Task objective:
Copy every line from the data below in which the string "this" can be found.

Stored data entries
━━━━━━━━━━━━━━━━
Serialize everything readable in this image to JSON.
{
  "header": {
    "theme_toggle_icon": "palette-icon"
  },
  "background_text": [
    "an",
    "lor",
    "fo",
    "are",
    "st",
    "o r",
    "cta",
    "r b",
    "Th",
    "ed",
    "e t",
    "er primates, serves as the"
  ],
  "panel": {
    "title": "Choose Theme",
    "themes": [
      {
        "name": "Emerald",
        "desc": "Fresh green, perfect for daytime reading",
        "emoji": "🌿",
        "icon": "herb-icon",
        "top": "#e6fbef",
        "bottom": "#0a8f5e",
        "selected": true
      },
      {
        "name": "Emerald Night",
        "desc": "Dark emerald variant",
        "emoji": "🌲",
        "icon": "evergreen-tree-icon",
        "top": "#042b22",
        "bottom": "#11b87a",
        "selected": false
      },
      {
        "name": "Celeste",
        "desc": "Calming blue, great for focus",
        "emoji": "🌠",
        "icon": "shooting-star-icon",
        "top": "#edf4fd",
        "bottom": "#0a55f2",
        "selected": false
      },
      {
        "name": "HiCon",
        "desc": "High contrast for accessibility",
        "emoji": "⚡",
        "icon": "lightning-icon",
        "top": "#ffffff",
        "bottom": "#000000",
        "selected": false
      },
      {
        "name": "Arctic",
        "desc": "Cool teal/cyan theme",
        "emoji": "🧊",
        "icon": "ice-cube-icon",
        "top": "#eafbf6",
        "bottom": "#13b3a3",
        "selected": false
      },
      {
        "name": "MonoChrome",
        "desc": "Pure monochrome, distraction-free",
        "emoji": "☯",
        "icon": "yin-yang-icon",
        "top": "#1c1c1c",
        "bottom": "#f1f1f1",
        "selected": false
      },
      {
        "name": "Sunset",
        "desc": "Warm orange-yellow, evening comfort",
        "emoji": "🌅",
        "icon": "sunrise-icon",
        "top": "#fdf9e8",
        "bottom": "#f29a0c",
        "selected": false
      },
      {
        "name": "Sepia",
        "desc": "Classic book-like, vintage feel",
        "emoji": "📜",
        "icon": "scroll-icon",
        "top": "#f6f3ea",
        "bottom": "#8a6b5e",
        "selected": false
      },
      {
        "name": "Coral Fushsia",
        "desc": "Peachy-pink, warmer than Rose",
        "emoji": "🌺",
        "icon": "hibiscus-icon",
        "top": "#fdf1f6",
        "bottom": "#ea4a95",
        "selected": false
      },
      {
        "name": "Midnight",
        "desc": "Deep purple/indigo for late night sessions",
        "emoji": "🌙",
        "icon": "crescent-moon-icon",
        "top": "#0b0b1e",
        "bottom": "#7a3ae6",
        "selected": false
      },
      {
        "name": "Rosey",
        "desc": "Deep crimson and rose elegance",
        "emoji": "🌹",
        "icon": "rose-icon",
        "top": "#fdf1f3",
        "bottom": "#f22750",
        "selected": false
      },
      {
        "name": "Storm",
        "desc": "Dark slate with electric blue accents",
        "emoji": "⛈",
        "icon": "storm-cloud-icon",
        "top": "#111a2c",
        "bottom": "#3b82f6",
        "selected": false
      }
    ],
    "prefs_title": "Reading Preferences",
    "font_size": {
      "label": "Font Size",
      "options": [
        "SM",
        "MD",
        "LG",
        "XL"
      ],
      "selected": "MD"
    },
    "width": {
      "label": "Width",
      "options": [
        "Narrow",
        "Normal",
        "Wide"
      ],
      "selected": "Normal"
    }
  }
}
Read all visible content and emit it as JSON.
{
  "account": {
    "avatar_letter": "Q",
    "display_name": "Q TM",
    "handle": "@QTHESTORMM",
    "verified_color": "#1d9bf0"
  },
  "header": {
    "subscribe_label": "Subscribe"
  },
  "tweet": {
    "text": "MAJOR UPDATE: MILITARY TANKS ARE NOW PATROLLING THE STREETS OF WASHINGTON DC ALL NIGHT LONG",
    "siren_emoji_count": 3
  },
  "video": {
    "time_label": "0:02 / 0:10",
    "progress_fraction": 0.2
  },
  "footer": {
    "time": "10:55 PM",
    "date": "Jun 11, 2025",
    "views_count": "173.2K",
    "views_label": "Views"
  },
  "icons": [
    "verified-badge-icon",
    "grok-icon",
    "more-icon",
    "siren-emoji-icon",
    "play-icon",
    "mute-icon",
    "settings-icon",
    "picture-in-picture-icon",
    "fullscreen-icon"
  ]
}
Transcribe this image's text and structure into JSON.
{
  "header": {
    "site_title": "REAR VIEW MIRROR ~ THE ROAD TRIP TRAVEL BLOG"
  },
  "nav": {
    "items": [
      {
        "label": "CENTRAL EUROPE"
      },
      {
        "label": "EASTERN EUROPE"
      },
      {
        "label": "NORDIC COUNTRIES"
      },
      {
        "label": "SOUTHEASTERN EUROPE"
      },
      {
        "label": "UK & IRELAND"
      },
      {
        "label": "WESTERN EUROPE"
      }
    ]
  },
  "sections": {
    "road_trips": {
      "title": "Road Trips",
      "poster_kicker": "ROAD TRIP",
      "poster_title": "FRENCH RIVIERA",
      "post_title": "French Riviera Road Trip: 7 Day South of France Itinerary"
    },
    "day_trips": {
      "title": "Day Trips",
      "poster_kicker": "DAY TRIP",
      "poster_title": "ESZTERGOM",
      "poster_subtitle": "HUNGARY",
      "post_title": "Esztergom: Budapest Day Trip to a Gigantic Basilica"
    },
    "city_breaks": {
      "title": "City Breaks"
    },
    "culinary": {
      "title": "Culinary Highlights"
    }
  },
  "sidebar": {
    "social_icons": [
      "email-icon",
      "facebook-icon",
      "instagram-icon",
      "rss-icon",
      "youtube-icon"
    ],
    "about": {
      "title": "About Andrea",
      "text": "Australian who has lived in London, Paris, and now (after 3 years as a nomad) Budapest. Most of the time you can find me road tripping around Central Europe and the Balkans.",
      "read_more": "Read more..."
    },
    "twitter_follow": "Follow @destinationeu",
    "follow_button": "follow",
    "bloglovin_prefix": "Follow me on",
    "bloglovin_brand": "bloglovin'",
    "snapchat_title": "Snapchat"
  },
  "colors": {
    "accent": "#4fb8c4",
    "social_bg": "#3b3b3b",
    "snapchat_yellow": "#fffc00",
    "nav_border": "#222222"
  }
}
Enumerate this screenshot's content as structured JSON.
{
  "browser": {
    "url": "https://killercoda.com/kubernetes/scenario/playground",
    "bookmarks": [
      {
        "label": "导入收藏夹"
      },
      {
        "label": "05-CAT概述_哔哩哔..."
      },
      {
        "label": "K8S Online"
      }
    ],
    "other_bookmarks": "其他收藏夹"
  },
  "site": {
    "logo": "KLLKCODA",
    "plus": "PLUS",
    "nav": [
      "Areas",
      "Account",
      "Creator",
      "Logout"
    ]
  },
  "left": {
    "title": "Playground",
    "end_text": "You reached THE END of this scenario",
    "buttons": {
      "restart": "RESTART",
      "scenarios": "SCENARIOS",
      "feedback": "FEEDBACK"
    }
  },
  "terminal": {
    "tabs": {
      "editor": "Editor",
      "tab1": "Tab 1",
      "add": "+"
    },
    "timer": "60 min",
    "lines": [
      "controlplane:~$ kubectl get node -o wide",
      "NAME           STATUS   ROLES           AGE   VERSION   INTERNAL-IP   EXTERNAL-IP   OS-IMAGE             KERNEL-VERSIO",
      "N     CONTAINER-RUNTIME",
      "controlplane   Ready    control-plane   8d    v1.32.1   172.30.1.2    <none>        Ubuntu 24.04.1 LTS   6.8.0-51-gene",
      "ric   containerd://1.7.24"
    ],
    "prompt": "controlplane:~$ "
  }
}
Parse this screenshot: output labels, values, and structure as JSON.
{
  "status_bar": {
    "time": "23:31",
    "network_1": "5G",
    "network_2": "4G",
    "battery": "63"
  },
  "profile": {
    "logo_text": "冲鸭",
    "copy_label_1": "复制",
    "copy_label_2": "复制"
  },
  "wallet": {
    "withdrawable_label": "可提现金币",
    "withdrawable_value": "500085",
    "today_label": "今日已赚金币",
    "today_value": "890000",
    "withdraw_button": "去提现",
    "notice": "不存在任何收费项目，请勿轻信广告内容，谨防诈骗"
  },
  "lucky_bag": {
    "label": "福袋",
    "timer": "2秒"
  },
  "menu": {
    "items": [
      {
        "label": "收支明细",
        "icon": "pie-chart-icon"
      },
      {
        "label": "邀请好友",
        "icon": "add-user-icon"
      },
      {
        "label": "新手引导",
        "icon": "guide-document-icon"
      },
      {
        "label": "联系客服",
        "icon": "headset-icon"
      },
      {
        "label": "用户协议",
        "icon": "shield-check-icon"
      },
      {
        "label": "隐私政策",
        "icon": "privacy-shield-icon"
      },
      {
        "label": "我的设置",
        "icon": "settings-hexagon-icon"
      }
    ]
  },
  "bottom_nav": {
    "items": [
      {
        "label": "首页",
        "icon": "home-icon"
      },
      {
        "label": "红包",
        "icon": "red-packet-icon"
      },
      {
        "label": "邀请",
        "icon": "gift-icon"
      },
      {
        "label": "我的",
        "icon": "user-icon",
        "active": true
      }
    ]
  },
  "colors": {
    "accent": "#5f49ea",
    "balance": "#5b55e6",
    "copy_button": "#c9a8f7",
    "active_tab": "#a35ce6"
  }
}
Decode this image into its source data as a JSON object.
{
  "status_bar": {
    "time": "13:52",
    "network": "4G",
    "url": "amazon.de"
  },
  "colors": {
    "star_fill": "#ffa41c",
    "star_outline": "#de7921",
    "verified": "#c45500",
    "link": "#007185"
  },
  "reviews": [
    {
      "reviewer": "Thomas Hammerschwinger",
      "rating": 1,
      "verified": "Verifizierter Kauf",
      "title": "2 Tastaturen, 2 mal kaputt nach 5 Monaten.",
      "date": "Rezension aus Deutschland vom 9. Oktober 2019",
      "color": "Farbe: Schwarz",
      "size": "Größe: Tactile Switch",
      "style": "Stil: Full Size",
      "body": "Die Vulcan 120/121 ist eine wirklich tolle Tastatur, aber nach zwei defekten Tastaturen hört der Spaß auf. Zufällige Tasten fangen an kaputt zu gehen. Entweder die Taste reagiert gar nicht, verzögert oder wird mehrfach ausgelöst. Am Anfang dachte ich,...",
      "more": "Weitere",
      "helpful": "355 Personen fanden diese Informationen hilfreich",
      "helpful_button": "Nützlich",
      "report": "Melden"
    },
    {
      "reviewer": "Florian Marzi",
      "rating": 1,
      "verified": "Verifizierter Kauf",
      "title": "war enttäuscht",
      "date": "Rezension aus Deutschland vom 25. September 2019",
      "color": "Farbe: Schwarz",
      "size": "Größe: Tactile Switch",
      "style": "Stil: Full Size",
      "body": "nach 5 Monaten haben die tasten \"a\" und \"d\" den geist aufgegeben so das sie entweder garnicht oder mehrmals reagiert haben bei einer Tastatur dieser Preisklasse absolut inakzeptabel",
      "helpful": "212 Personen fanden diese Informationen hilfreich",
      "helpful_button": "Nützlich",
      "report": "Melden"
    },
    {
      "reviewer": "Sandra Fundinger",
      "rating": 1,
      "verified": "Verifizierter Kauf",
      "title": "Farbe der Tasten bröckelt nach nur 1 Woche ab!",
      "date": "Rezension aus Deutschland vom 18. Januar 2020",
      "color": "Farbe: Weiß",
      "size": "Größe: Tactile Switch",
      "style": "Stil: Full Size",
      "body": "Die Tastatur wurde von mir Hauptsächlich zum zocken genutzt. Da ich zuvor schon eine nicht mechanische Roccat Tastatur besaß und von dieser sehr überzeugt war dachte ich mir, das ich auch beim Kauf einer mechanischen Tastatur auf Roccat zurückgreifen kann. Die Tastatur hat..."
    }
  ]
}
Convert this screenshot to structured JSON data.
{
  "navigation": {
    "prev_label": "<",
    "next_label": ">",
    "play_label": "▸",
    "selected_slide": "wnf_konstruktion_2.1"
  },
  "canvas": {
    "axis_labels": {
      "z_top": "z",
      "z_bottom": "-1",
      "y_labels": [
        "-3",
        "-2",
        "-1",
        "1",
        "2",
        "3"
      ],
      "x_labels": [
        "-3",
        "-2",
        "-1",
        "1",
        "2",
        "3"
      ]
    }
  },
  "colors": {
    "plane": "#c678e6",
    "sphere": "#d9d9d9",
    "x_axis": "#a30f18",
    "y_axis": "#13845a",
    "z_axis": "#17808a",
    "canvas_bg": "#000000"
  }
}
━━━━━━━━━━━━━━━━
Problem solution:
Serialize everything readable in this image to JSON.
Transcribe this image's text and structure into JSON.
Enumerate this screenshot's content as structured JSON.
    "end_text": "You reached THE END of this scenario",
Parse this screenshot: output labels, values, and structure as JSON.
Decode this image into its source data as a JSON object.
Convert this screenshot to structured JSON data.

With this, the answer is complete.